═════ INFORMATION PROVIDED ═════

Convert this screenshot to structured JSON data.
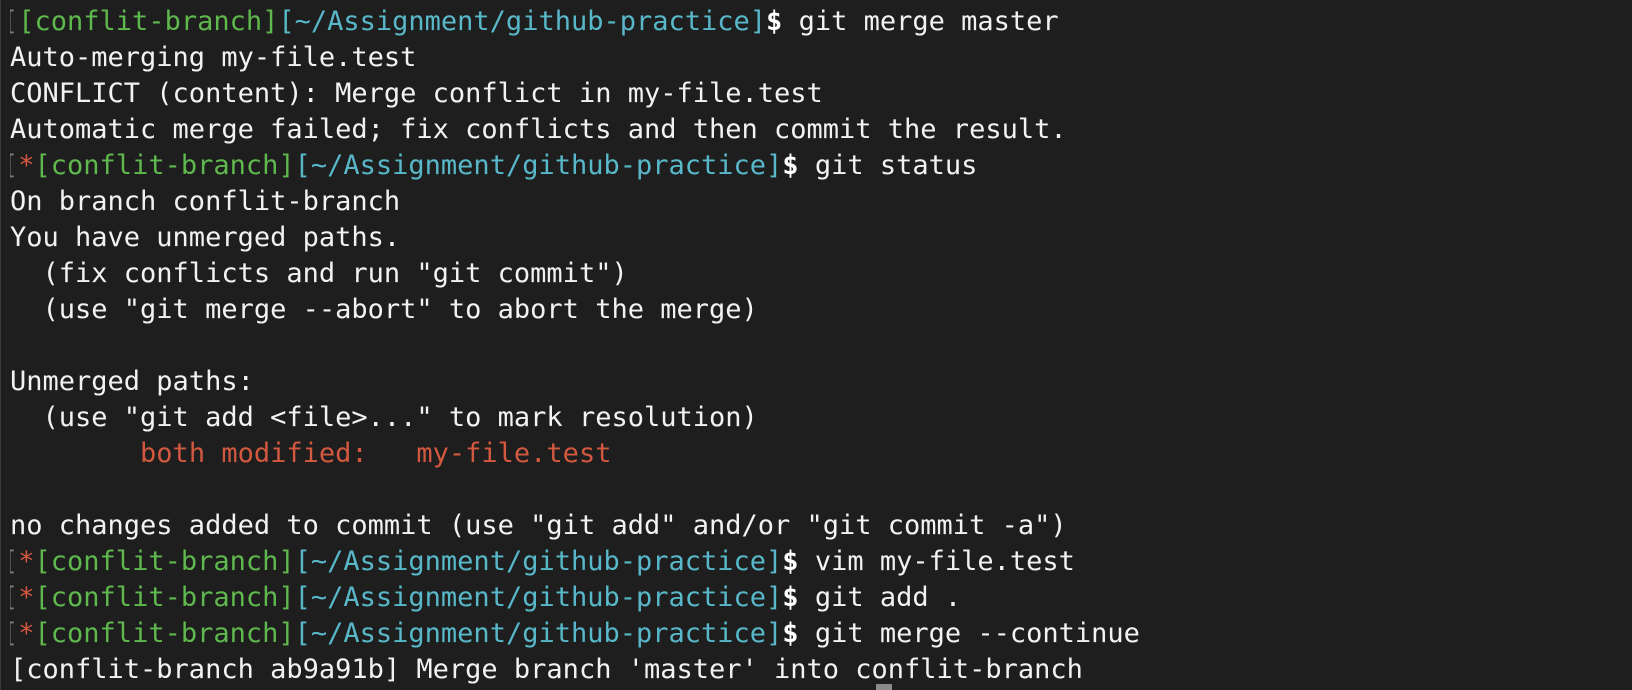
{
  "terminal": {
    "prompt": {
      "branch": "[conflit-branch]",
      "path": "[~/Assignment/github-practice]",
      "symbol": "$",
      "dirty_marker": "*",
      "open_bracket": "["
    },
    "commands": {
      "c1": "git merge master",
      "c2": "git status",
      "c3": "vim my-file.test",
      "c4": "git add .",
      "c5": "git merge --continue"
    },
    "output": {
      "l2": "Auto-merging my-file.test",
      "l3": "CONFLICT (content): Merge conflict in my-file.test",
      "l4": "Automatic merge failed; fix conflicts and then commit the result.",
      "l6": "On branch conflit-branch",
      "l7": "You have unmerged paths.",
      "l8": "  (fix conflicts and run \"git commit\")",
      "l9": "  (use \"git merge --abort\" to abort the merge)",
      "l11": "Unmerged paths:",
      "l12": "  (use \"git add <file>...\" to mark resolution)",
      "l13_indent": "        ",
      "l13_status": "both modified:   my-file.test",
      "l15": "no changes added to commit (use \"git add\" and/or \"git commit -a\")",
      "l19": "[conflit-branch ab9a91b] Merge branch 'master' into conflit-branch"
    },
    "colors": {
      "background": "#1e1e1e",
      "text": "#f2f2f2",
      "branch": "#5fb84d",
      "path": "#58b8c9",
      "marker": "#d2583f"
    }
  }
}
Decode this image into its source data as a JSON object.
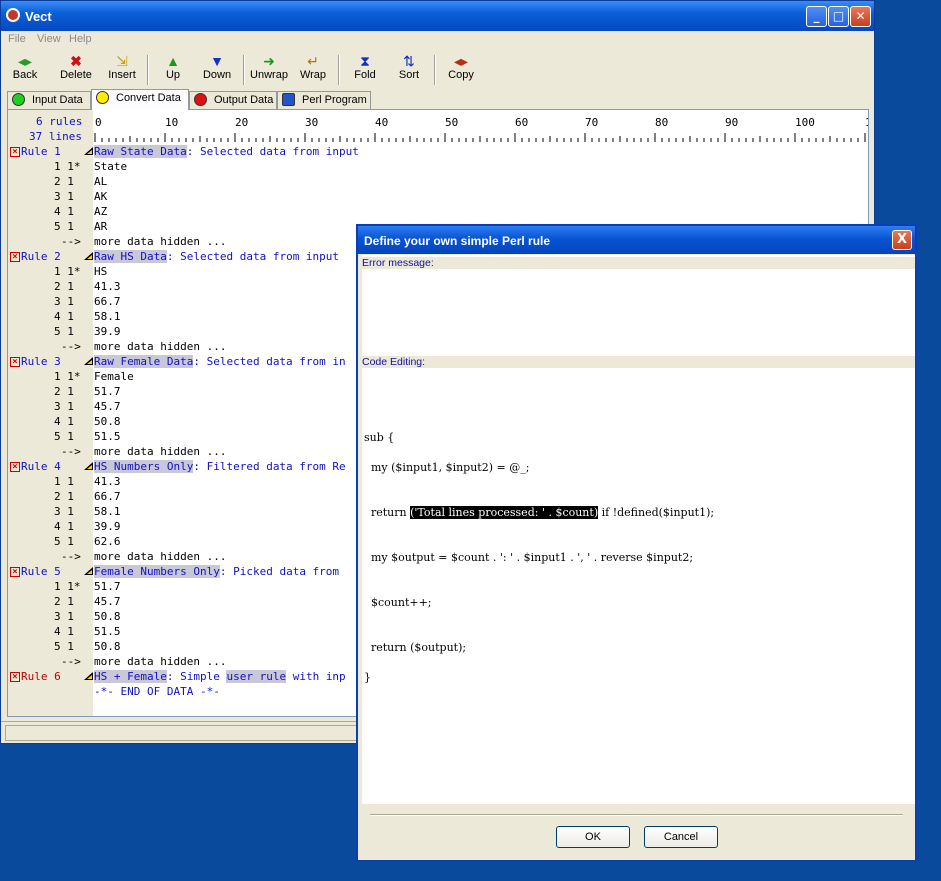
{
  "window": {
    "title": "Vect"
  },
  "menu": [
    "File",
    "View",
    "Help"
  ],
  "toolbar": [
    {
      "label": "Back",
      "icon": "back-arrows-icon"
    },
    {
      "label": "Delete",
      "icon": "delete-x-icon"
    },
    {
      "label": "Insert",
      "icon": "insert-icon"
    },
    {
      "label": "Up",
      "icon": "up-arrow-icon"
    },
    {
      "label": "Down",
      "icon": "down-arrow-icon"
    },
    {
      "label": "Unwrap",
      "icon": "unwrap-arrow-icon"
    },
    {
      "label": "Wrap",
      "icon": "wrap-arrow-icon"
    },
    {
      "label": "Fold",
      "icon": "fold-icon"
    },
    {
      "label": "Sort",
      "icon": "sort-icon"
    },
    {
      "label": "Copy",
      "icon": "copy-arrows-icon"
    }
  ],
  "tabs": [
    {
      "label": "Input Data",
      "color": "#22cc22"
    },
    {
      "label": "Convert Data",
      "color": "#ffee00"
    },
    {
      "label": "Output Data",
      "color": "#dd1111"
    },
    {
      "label": "Perl Program",
      "color": "#2255cc"
    }
  ],
  "panel": {
    "rules_count": "6 rules",
    "lines_count": "37 lines",
    "ruler_ticks": [
      "0",
      "10",
      "20",
      "30",
      "40",
      "50",
      "60",
      "70",
      "80",
      "90",
      "100",
      "1"
    ],
    "rows": [
      {
        "gutter": "Rule 1",
        "kind": "rule",
        "title": "Raw State Data",
        "rest": ": Selected data from input"
      },
      {
        "gutter": "1 1*",
        "kind": "data",
        "text": "State"
      },
      {
        "gutter": "2 1",
        "kind": "data",
        "text": "AL"
      },
      {
        "gutter": "3 1",
        "kind": "data",
        "text": "AK"
      },
      {
        "gutter": "4 1",
        "kind": "data",
        "text": "AZ"
      },
      {
        "gutter": "5 1",
        "kind": "data",
        "text": "AR"
      },
      {
        "gutter": "-->",
        "kind": "more",
        "text": "more data hidden ..."
      },
      {
        "gutter": "Rule 2",
        "kind": "rule",
        "title": "Raw HS Data",
        "rest": ": Selected data from input"
      },
      {
        "gutter": "1 1*",
        "kind": "data",
        "text": "HS"
      },
      {
        "gutter": "2 1",
        "kind": "data",
        "text": "41.3"
      },
      {
        "gutter": "3 1",
        "kind": "data",
        "text": "66.7"
      },
      {
        "gutter": "4 1",
        "kind": "data",
        "text": "58.1"
      },
      {
        "gutter": "5 1",
        "kind": "data",
        "text": "39.9"
      },
      {
        "gutter": "-->",
        "kind": "more",
        "text": "more data hidden ..."
      },
      {
        "gutter": "Rule 3",
        "kind": "rule",
        "title": "Raw Female Data",
        "rest": ": Selected data from in"
      },
      {
        "gutter": "1 1*",
        "kind": "data",
        "text": "Female"
      },
      {
        "gutter": "2 1",
        "kind": "data",
        "text": "51.7"
      },
      {
        "gutter": "3 1",
        "kind": "data",
        "text": "45.7"
      },
      {
        "gutter": "4 1",
        "kind": "data",
        "text": "50.8"
      },
      {
        "gutter": "5 1",
        "kind": "data",
        "text": "51.5"
      },
      {
        "gutter": "-->",
        "kind": "more",
        "text": "more data hidden ..."
      },
      {
        "gutter": "Rule 4",
        "kind": "rule",
        "title": "HS Numbers Only",
        "rest": ": Filtered data from Re"
      },
      {
        "gutter": "1 1",
        "kind": "data",
        "text": "41.3"
      },
      {
        "gutter": "2 1",
        "kind": "data",
        "text": "66.7"
      },
      {
        "gutter": "3 1",
        "kind": "data",
        "text": "58.1"
      },
      {
        "gutter": "4 1",
        "kind": "data",
        "text": "39.9"
      },
      {
        "gutter": "5 1",
        "kind": "data",
        "text": "62.6"
      },
      {
        "gutter": "-->",
        "kind": "more",
        "text": "more data hidden ..."
      },
      {
        "gutter": "Rule 5",
        "kind": "rule",
        "title": "Female Numbers Only",
        "rest": ": Picked data from"
      },
      {
        "gutter": "1 1*",
        "kind": "data",
        "text": "51.7"
      },
      {
        "gutter": "2 1",
        "kind": "data",
        "text": "45.7"
      },
      {
        "gutter": "3 1",
        "kind": "data",
        "text": "50.8"
      },
      {
        "gutter": "4 1",
        "kind": "data",
        "text": "51.5"
      },
      {
        "gutter": "5 1",
        "kind": "data",
        "text": "50.8"
      },
      {
        "gutter": "-->",
        "kind": "more",
        "text": "more data hidden ..."
      },
      {
        "gutter": "Rule 6",
        "kind": "rule6",
        "title": "HS + Female",
        "mid": ": Simple ",
        "hl2": "user rule",
        "rest": " with inp"
      },
      {
        "gutter": "",
        "kind": "end",
        "text": "-*- END OF DATA -*-"
      }
    ]
  },
  "dialog": {
    "title": "Define your own simple Perl rule",
    "close_label": "X",
    "error_label": "Error message:",
    "code_label": "Code Editing:",
    "code": [
      {
        "text": "sub {"
      },
      {
        "text": "  my ($input1, $input2) = @_;"
      },
      {
        "pre": "  return ",
        "sel": "('Total lines processed: ' . $count)",
        "post": " if !defined($input1);"
      },
      {
        "text": "  my $output = $count . ': ' . $input1 . ', ' . reverse $input2;"
      },
      {
        "text": "  $count++;"
      },
      {
        "text": "  return ($output);"
      },
      {
        "text": "}"
      }
    ],
    "ok_label": "OK",
    "cancel_label": "Cancel"
  }
}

═════

■ DIRECTIONS: Provide only the count of lines in the material above that hold the word "Numbers".

■ EXPECTED ANSWER: 2